Collected data entries:
***

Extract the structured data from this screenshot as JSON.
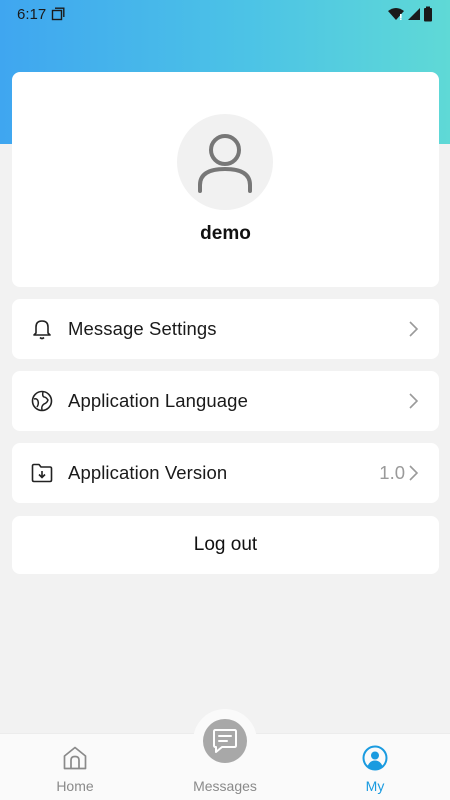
{
  "status_bar": {
    "time": "6:17",
    "icons": [
      "screenshot-icon",
      "wifi-icon",
      "signal-icon",
      "battery-icon"
    ]
  },
  "profile": {
    "username": "demo",
    "avatar_icon": "user-icon"
  },
  "menu": {
    "items": [
      {
        "label": "Message Settings",
        "icon": "bell-icon",
        "value": ""
      },
      {
        "label": "Application Language",
        "icon": "globe-icon",
        "value": ""
      },
      {
        "label": "Application Version",
        "icon": "folder-download-icon",
        "value": "1.0"
      }
    ]
  },
  "logout": {
    "label": "Log out"
  },
  "tabbar": {
    "tabs": [
      {
        "label": "Home",
        "icon": "home-icon"
      },
      {
        "label": "Messages",
        "icon": "chat-icon"
      },
      {
        "label": "My",
        "icon": "profile-icon"
      }
    ],
    "active": "My"
  },
  "colors": {
    "header_gradient_start": "#3fa6f0",
    "header_gradient_end": "#5fd9d6",
    "accent": "#1a9be0",
    "background": "#f2f2f2"
  }
}
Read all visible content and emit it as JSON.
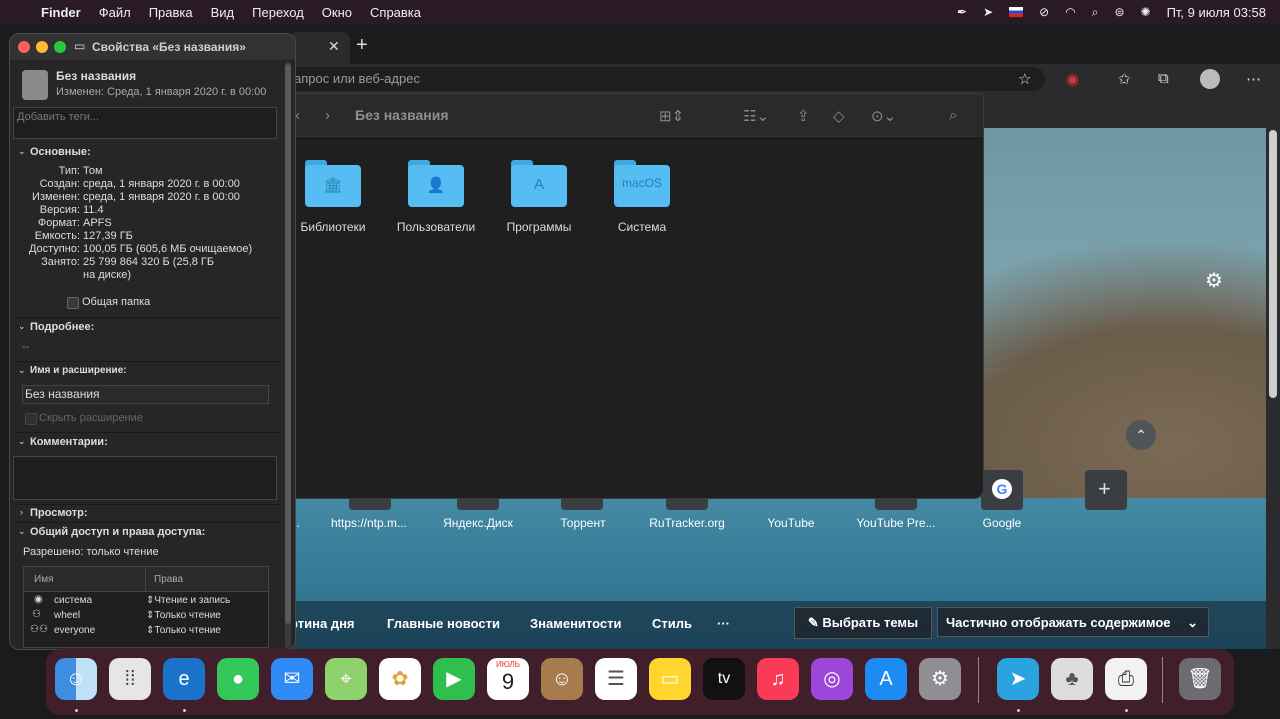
{
  "menubar": {
    "apple": "",
    "items": [
      "Finder",
      "Файл",
      "Правка",
      "Вид",
      "Переход",
      "Окно",
      "Справка"
    ],
    "clock": "Пт, 9 июля  03:58"
  },
  "browser": {
    "address_placeholder": "апрос или веб-адрес",
    "tiles": [
      {
        "label": "..."
      },
      {
        "label": "https://ntp.m..."
      },
      {
        "label": "Яндекс.Диск"
      },
      {
        "label": "Торрент"
      },
      {
        "label": "RuTracker.org"
      },
      {
        "label": "YouTube"
      },
      {
        "label": "YouTube Pre..."
      },
      {
        "label": "Google"
      }
    ],
    "news": [
      "ртина дня",
      "Главные новости",
      "Знаменитости",
      "Стиль",
      "···"
    ],
    "themes_button": "✎ Выбрать темы",
    "content_select": "Частично отображать содержимое"
  },
  "finder": {
    "title": "Без названия",
    "folders": [
      {
        "label": "Библиотеки",
        "emblem": "🏛"
      },
      {
        "label": "Пользователи",
        "emblem": "👤"
      },
      {
        "label": "Программы",
        "emblem": "A"
      },
      {
        "label": "Система",
        "emblem": "macOS"
      }
    ]
  },
  "info": {
    "window_title": "Свойства «Без названия»",
    "name": "Без названия",
    "modified_line": "Изменен: Среда, 1 января 2020 г. в 00:00",
    "tags_placeholder": "Добавить теги...",
    "basic_header": "Основные:",
    "rows": [
      {
        "label": "Тип:",
        "value": "Том"
      },
      {
        "label": "Создан:",
        "value": "среда, 1 января 2020 г. в 00:00"
      },
      {
        "label": "Изменен:",
        "value": "среда, 1 января 2020 г. в 00:00"
      },
      {
        "label": "Версия:",
        "value": "11.4"
      },
      {
        "label": "Формат:",
        "value": "APFS"
      },
      {
        "label": "Емкость:",
        "value": "127,39 ГБ"
      },
      {
        "label": "Доступно:",
        "value": "100,05 ГБ (605,6 МБ очищаемое)"
      },
      {
        "label": "Занято:",
        "value": "25 799 864 320 Б (25,8 ГБ"
      }
    ],
    "used_cont": "на диске)",
    "shared_folder": "Общая папка",
    "more_header": "Подробнее:",
    "more_value": "--",
    "name_ext_header": "Имя и расширение:",
    "name_field": "Без названия",
    "hide_ext": "Скрыть расширение",
    "comments_header": "Комментарии:",
    "preview_header": "Просмотр:",
    "sharing_header": "Общий доступ и права доступа:",
    "allowed": "Разрешено: только чтение",
    "perm_col_name": "Имя",
    "perm_col_rights": "Права",
    "perms": [
      {
        "name": "система",
        "right": "Чтение и запись"
      },
      {
        "name": "wheel",
        "right": "Только чтение"
      },
      {
        "name": "everyone",
        "right": "Только чтение"
      }
    ]
  },
  "dock": {
    "calendar_month": "ИЮЛЬ",
    "calendar_day": "9",
    "tv_label": "tv",
    "icons": [
      "finder-icon",
      "launchpad-icon",
      "edge-icon",
      "messages-icon",
      "mail-icon",
      "maps-icon",
      "photos-icon",
      "facetime-icon",
      "calendar-icon",
      "contacts-icon",
      "reminders-icon",
      "notes-icon",
      "appletv-icon",
      "music-icon",
      "podcasts-icon",
      "appstore-icon",
      "settings-icon",
      "telegram-icon",
      "tree-app-icon",
      "printer-icon",
      "trash-icon"
    ]
  },
  "colors": {
    "menubar": "#2a1a24",
    "folder": "#55bdf1",
    "dock": "#46202d"
  }
}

***

WHAT YOU WILL DO
Each entry should be repeated exactly as it appears; the pictures stay out.

SOLUTION FOR THIS EXERCISE
Extract the structured data from this screenshot as JSON.
{
  "status_bar": {
    "time": "6:17",
    "icons": [
      "screenshot-icon",
      "wifi-icon",
      "signal-icon",
      "battery-icon"
    ]
  },
  "profile": {
    "username": "demo",
    "avatar_icon": "user-icon"
  },
  "menu": {
    "items": [
      {
        "label": "Message Settings",
        "icon": "bell-icon",
        "value": ""
      },
      {
        "label": "Application Language",
        "icon": "globe-icon",
        "value": ""
      },
      {
        "label": "Application Version",
        "icon": "folder-download-icon",
        "value": "1.0"
      }
    ]
  },
  "logout": {
    "label": "Log out"
  },
  "tabbar": {
    "tabs": [
      {
        "label": "Home",
        "icon": "home-icon"
      },
      {
        "label": "Messages",
        "icon": "chat-icon"
      },
      {
        "label": "My",
        "icon": "profile-icon"
      }
    ],
    "active": "My"
  },
  "colors": {
    "header_gradient_start": "#3fa6f0",
    "header_gradient_end": "#5fd9d6",
    "accent": "#1a9be0",
    "background": "#f2f2f2"
  }
}
Read all visible content and emit it as JSON.
{
  "menubar": {
    "apple": "",
    "items": [
      "Finder",
      "Файл",
      "Правка",
      "Вид",
      "Переход",
      "Окно",
      "Справка"
    ],
    "clock": "Пт, 9 июля  03:58"
  },
  "browser": {
    "address_placeholder": "апрос или веб-адрес",
    "tiles": [
      {
        "label": "..."
      },
      {
        "label": "https://ntp.m..."
      },
      {
        "label": "Яндекс.Диск"
      },
      {
        "label": "Торрент"
      },
      {
        "label": "RuTracker.org"
      },
      {
        "label": "YouTube"
      },
      {
        "label": "YouTube Pre..."
      },
      {
        "label": "Google"
      }
    ],
    "news": [
      "ртина дня",
      "Главные новости",
      "Знаменитости",
      "Стиль",
      "···"
    ],
    "themes_button": "✎ Выбрать темы",
    "content_select": "Частично отображать содержимое"
  },
  "finder": {
    "title": "Без названия",
    "folders": [
      {
        "label": "Библиотеки",
        "emblem": "🏛"
      },
      {
        "label": "Пользователи",
        "emblem": "👤"
      },
      {
        "label": "Программы",
        "emblem": "A"
      },
      {
        "label": "Система",
        "emblem": "macOS"
      }
    ]
  },
  "info": {
    "window_title": "Свойства «Без названия»",
    "name": "Без названия",
    "modified_line": "Изменен: Среда, 1 января 2020 г. в 00:00",
    "tags_placeholder": "Добавить теги...",
    "basic_header": "Основные:",
    "rows": [
      {
        "label": "Тип:",
        "value": "Том"
      },
      {
        "label": "Создан:",
        "value": "среда, 1 января 2020 г. в 00:00"
      },
      {
        "label": "Изменен:",
        "value": "среда, 1 января 2020 г. в 00:00"
      },
      {
        "label": "Версия:",
        "value": "11.4"
      },
      {
        "label": "Формат:",
        "value": "APFS"
      },
      {
        "label": "Емкость:",
        "value": "127,39 ГБ"
      },
      {
        "label": "Доступно:",
        "value": "100,05 ГБ (605,6 МБ очищаемое)"
      },
      {
        "label": "Занято:",
        "value": "25 799 864 320 Б (25,8 ГБ"
      }
    ],
    "used_cont": "на диске)",
    "shared_folder": "Общая папка",
    "more_header": "Подробнее:",
    "more_value": "--",
    "name_ext_header": "Имя и расширение:",
    "name_field": "Без названия",
    "hide_ext": "Скрыть расширение",
    "comments_header": "Комментарии:",
    "preview_header": "Просмотр:",
    "sharing_header": "Общий доступ и права доступа:",
    "allowed": "Разрешено: только чтение",
    "perm_col_name": "Имя",
    "perm_col_rights": "Права",
    "perms": [
      {
        "name": "система",
        "right": "Чтение и запись"
      },
      {
        "name": "wheel",
        "right": "Только чтение"
      },
      {
        "name": "everyone",
        "right": "Только чтение"
      }
    ]
  },
  "dock": {
    "calendar_month": "ИЮЛЬ",
    "calendar_day": "9",
    "tv_label": "tv",
    "icons": [
      "finder-icon",
      "launchpad-icon",
      "edge-icon",
      "messages-icon",
      "mail-icon",
      "maps-icon",
      "photos-icon",
      "facetime-icon",
      "calendar-icon",
      "contacts-icon",
      "reminders-icon",
      "notes-icon",
      "appletv-icon",
      "music-icon",
      "podcasts-icon",
      "appstore-icon",
      "settings-icon",
      "telegram-icon",
      "tree-app-icon",
      "printer-icon",
      "trash-icon"
    ]
  },
  "colors": {
    "menubar": "#2a1a24",
    "folder": "#55bdf1",
    "dock": "#46202d"
  }
}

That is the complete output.